═════ MATERIAL FOR THIS TASK ═════

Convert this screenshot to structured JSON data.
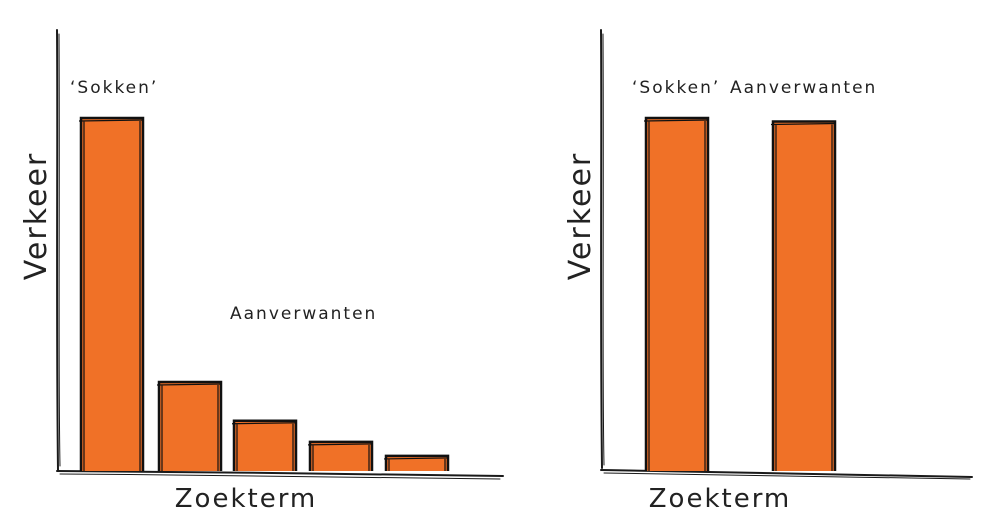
{
  "colors": {
    "bar": "#f07127",
    "ink": "#1a1a1a"
  },
  "chart_data": [
    {
      "type": "bar",
      "ylabel": "Verkeer",
      "xlabel": "Zoekterm",
      "annotations": [
        "‘Sokken’",
        "Aanverwanten"
      ],
      "categories": [
        "",
        "",
        "",
        "",
        ""
      ],
      "values": [
        100,
        25,
        14,
        8,
        4
      ],
      "ylim": [
        0,
        125
      ],
      "grid": false
    },
    {
      "type": "bar",
      "ylabel": "Verkeer",
      "xlabel": "Zoekterm",
      "annotations": [
        "‘Sokken’",
        "Aanverwanten"
      ],
      "categories": [
        "‘Sokken’",
        "Aanverwanten"
      ],
      "values": [
        100,
        99
      ],
      "ylim": [
        0,
        125
      ],
      "grid": false
    }
  ]
}
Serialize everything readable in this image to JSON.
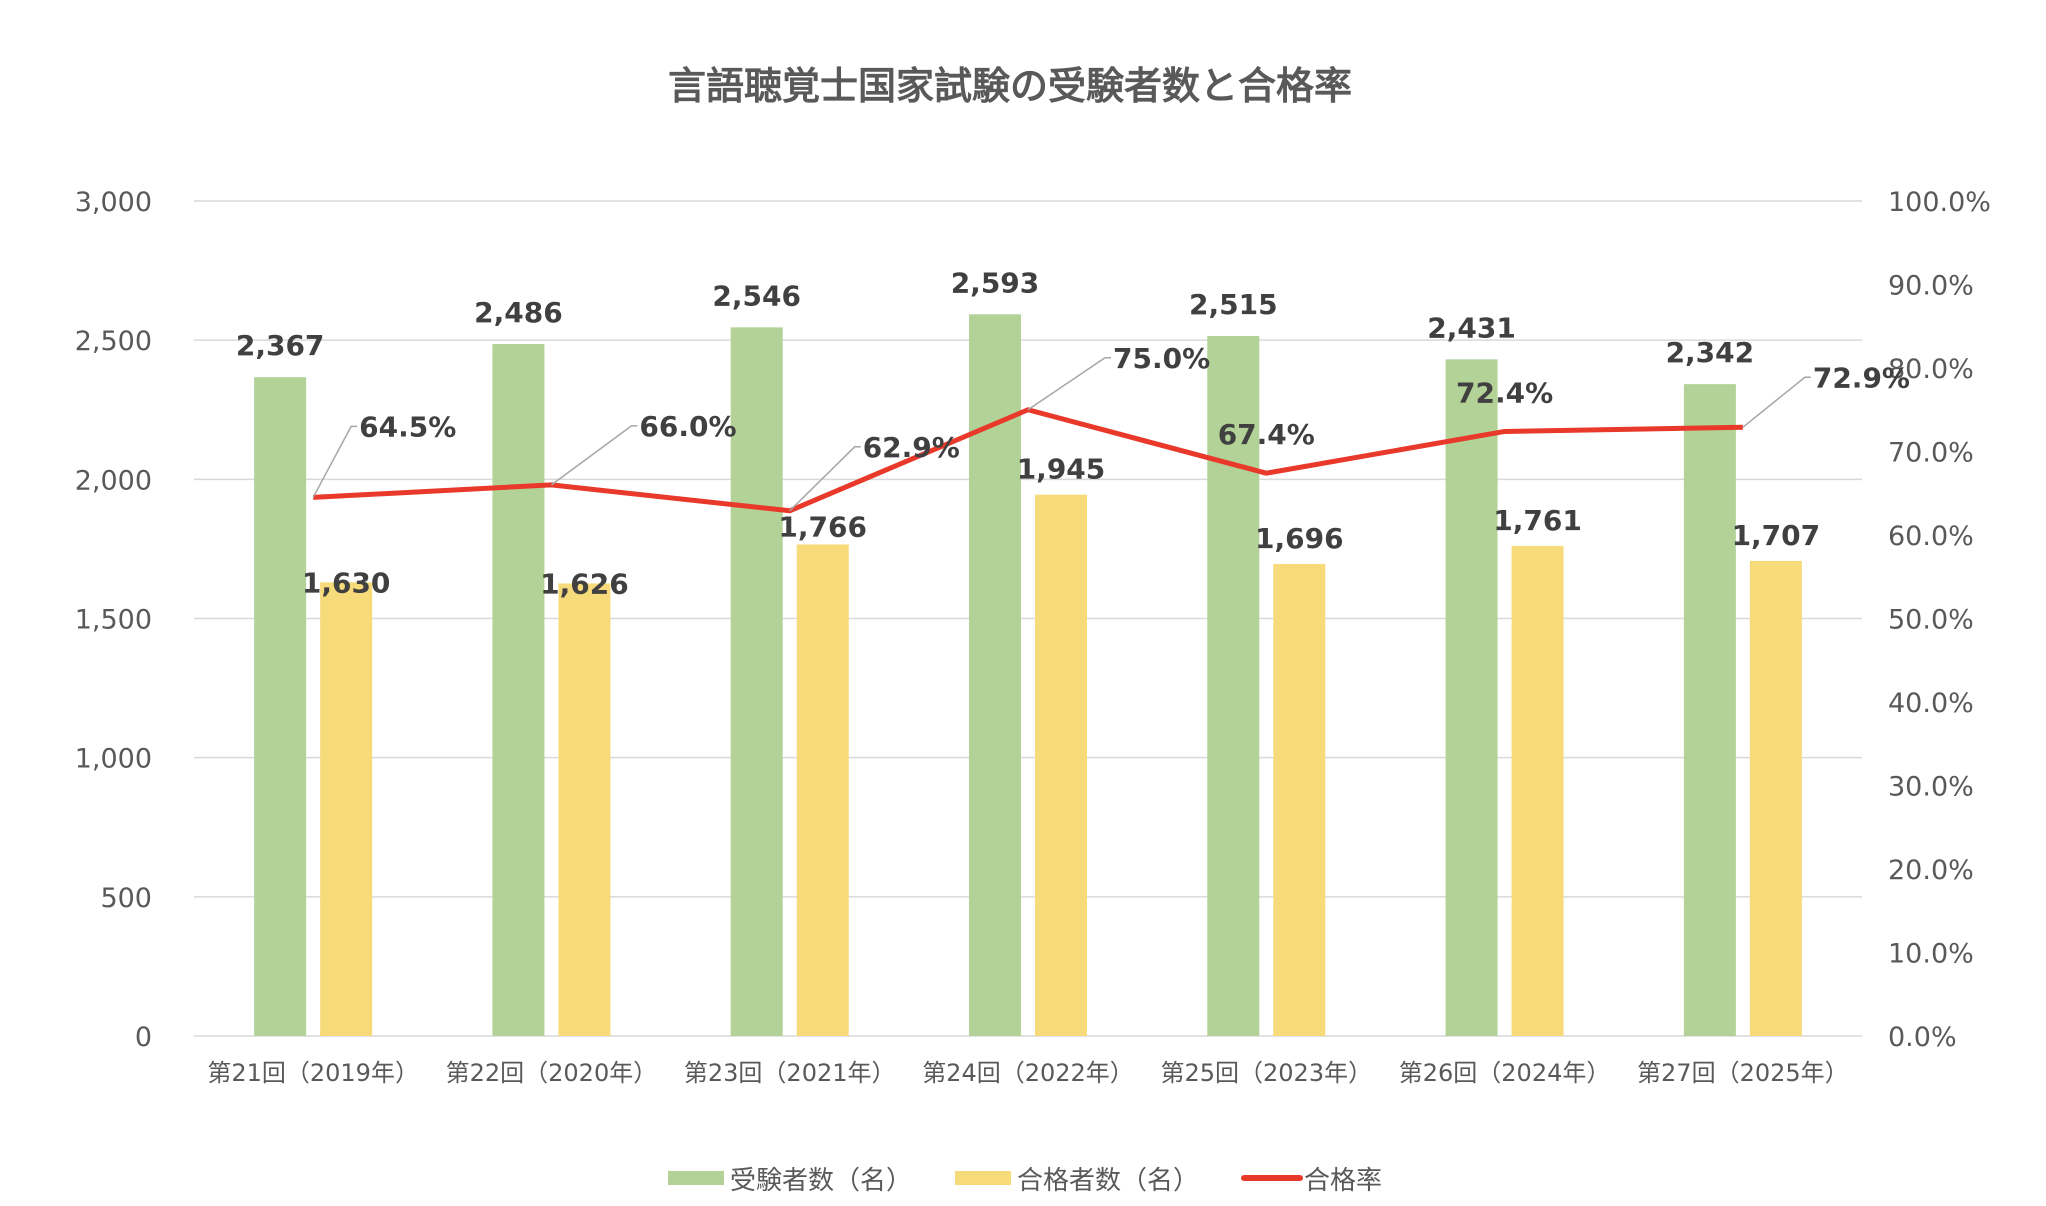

═════

#### STATED GOAL:
Transcribe all of the records above character for character. Exclude the pictures.

#### EXERCISE SOLUTION:
Convert this screenshot to structured JSON data.
{
  "colors": {
    "bar": "#f07127",
    "ink": "#1a1a1a"
  },
  "chart_data": [
    {
      "type": "bar",
      "ylabel": "Verkeer",
      "xlabel": "Zoekterm",
      "annotations": [
        "‘Sokken’",
        "Aanverwanten"
      ],
      "categories": [
        "",
        "",
        "",
        "",
        ""
      ],
      "values": [
        100,
        25,
        14,
        8,
        4
      ],
      "ylim": [
        0,
        125
      ],
      "grid": false
    },
    {
      "type": "bar",
      "ylabel": "Verkeer",
      "xlabel": "Zoekterm",
      "annotations": [
        "‘Sokken’",
        "Aanverwanten"
      ],
      "categories": [
        "‘Sokken’",
        "Aanverwanten"
      ],
      "values": [
        100,
        99
      ],
      "ylim": [
        0,
        125
      ],
      "grid": false
    }
  ]
}
Serialize everything readable in this image to JSON.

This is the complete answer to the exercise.